__SUPPLIED RECORDS__:
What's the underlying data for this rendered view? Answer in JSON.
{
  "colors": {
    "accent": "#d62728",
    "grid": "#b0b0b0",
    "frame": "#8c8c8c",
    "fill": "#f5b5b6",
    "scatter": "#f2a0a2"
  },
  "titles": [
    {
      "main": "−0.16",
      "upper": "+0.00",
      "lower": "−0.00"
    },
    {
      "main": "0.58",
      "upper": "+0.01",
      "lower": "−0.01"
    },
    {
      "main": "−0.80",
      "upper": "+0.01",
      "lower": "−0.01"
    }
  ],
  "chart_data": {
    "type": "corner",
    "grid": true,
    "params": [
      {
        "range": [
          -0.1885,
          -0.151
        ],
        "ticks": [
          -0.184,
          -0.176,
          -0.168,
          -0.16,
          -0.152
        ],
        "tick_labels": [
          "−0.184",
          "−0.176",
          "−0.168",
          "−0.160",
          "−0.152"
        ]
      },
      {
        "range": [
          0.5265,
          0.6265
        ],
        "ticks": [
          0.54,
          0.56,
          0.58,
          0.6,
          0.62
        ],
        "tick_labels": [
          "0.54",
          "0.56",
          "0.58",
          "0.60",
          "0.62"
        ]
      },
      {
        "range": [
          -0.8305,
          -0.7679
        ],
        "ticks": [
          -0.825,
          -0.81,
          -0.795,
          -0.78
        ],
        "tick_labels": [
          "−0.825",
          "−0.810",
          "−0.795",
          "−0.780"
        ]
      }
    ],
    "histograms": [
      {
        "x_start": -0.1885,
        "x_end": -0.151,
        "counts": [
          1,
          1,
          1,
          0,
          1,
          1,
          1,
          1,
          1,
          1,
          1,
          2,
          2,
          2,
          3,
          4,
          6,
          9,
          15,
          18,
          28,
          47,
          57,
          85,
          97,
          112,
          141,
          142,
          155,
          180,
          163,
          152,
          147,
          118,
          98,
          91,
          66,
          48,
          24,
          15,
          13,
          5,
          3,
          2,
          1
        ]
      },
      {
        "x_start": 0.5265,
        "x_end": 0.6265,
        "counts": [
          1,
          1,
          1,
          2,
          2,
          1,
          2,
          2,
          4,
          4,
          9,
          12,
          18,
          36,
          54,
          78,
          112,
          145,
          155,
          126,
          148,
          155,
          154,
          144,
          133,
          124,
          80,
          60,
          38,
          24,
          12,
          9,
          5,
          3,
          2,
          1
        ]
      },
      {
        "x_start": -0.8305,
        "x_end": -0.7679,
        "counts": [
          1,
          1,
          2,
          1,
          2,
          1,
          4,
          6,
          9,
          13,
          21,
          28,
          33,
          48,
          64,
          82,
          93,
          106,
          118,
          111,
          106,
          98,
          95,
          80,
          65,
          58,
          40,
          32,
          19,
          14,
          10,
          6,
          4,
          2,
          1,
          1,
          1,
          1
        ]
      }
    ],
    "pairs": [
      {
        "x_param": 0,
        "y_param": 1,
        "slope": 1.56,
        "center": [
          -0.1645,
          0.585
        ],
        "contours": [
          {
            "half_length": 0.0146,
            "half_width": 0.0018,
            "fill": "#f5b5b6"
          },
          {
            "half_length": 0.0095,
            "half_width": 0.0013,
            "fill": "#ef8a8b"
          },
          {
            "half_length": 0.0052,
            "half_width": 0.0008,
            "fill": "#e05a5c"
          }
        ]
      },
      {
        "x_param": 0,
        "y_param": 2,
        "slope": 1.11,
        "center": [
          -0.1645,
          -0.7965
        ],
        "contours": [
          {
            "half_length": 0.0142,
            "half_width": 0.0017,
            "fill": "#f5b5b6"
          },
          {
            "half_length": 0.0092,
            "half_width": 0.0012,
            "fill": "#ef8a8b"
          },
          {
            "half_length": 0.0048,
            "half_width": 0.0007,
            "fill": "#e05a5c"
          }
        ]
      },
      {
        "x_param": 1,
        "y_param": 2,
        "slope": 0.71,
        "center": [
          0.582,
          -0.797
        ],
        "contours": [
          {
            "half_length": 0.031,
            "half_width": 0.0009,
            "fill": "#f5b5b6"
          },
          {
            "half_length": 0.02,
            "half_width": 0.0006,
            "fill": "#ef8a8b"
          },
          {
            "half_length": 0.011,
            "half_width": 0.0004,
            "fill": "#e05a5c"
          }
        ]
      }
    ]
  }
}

__OBJECTIVE__:
Restate every entry word for word.

__CORRECT RESPONSE__:
What's the underlying data for this rendered view? Answer in JSON.
{
  "colors": {
    "accent": "#d62728",
    "grid": "#b0b0b0",
    "frame": "#8c8c8c",
    "fill": "#f5b5b6",
    "scatter": "#f2a0a2"
  },
  "titles": [
    {
      "main": "−0.16",
      "upper": "+0.00",
      "lower": "−0.00"
    },
    {
      "main": "0.58",
      "upper": "+0.01",
      "lower": "−0.01"
    },
    {
      "main": "−0.80",
      "upper": "+0.01",
      "lower": "−0.01"
    }
  ],
  "chart_data": {
    "type": "corner",
    "grid": true,
    "params": [
      {
        "range": [
          -0.1885,
          -0.151
        ],
        "ticks": [
          -0.184,
          -0.176,
          -0.168,
          -0.16,
          -0.152
        ],
        "tick_labels": [
          "−0.184",
          "−0.176",
          "−0.168",
          "−0.160",
          "−0.152"
        ]
      },
      {
        "range": [
          0.5265,
          0.6265
        ],
        "ticks": [
          0.54,
          0.56,
          0.58,
          0.6,
          0.62
        ],
        "tick_labels": [
          "0.54",
          "0.56",
          "0.58",
          "0.60",
          "0.62"
        ]
      },
      {
        "range": [
          -0.8305,
          -0.7679
        ],
        "ticks": [
          -0.825,
          -0.81,
          -0.795,
          -0.78
        ],
        "tick_labels": [
          "−0.825",
          "−0.810",
          "−0.795",
          "−0.780"
        ]
      }
    ],
    "histograms": [
      {
        "x_start": -0.1885,
        "x_end": -0.151,
        "counts": [
          1,
          1,
          1,
          0,
          1,
          1,
          1,
          1,
          1,
          1,
          1,
          2,
          2,
          2,
          3,
          4,
          6,
          9,
          15,
          18,
          28,
          47,
          57,
          85,
          97,
          112,
          141,
          142,
          155,
          180,
          163,
          152,
          147,
          118,
          98,
          91,
          66,
          48,
          24,
          15,
          13,
          5,
          3,
          2,
          1
        ]
      },
      {
        "x_start": 0.5265,
        "x_end": 0.6265,
        "counts": [
          1,
          1,
          1,
          2,
          2,
          1,
          2,
          2,
          4,
          4,
          9,
          12,
          18,
          36,
          54,
          78,
          112,
          145,
          155,
          126,
          148,
          155,
          154,
          144,
          133,
          124,
          80,
          60,
          38,
          24,
          12,
          9,
          5,
          3,
          2,
          1
        ]
      },
      {
        "x_start": -0.8305,
        "x_end": -0.7679,
        "counts": [
          1,
          1,
          2,
          1,
          2,
          1,
          4,
          6,
          9,
          13,
          21,
          28,
          33,
          48,
          64,
          82,
          93,
          106,
          118,
          111,
          106,
          98,
          95,
          80,
          65,
          58,
          40,
          32,
          19,
          14,
          10,
          6,
          4,
          2,
          1,
          1,
          1,
          1
        ]
      }
    ],
    "pairs": [
      {
        "x_param": 0,
        "y_param": 1,
        "slope": 1.56,
        "center": [
          -0.1645,
          0.585
        ],
        "contours": [
          {
            "half_length": 0.0146,
            "half_width": 0.0018,
            "fill": "#f5b5b6"
          },
          {
            "half_length": 0.0095,
            "half_width": 0.0013,
            "fill": "#ef8a8b"
          },
          {
            "half_length": 0.0052,
            "half_width": 0.0008,
            "fill": "#e05a5c"
          }
        ]
      },
      {
        "x_param": 0,
        "y_param": 2,
        "slope": 1.11,
        "center": [
          -0.1645,
          -0.7965
        ],
        "contours": [
          {
            "half_length": 0.0142,
            "half_width": 0.0017,
            "fill": "#f5b5b6"
          },
          {
            "half_length": 0.0092,
            "half_width": 0.0012,
            "fill": "#ef8a8b"
          },
          {
            "half_length": 0.0048,
            "half_width": 0.0007,
            "fill": "#e05a5c"
          }
        ]
      },
      {
        "x_param": 1,
        "y_param": 2,
        "slope": 0.71,
        "center": [
          0.582,
          -0.797
        ],
        "contours": [
          {
            "half_length": 0.031,
            "half_width": 0.0009,
            "fill": "#f5b5b6"
          },
          {
            "half_length": 0.02,
            "half_width": 0.0006,
            "fill": "#ef8a8b"
          },
          {
            "half_length": 0.011,
            "half_width": 0.0004,
            "fill": "#e05a5c"
          }
        ]
      }
    ]
  }
}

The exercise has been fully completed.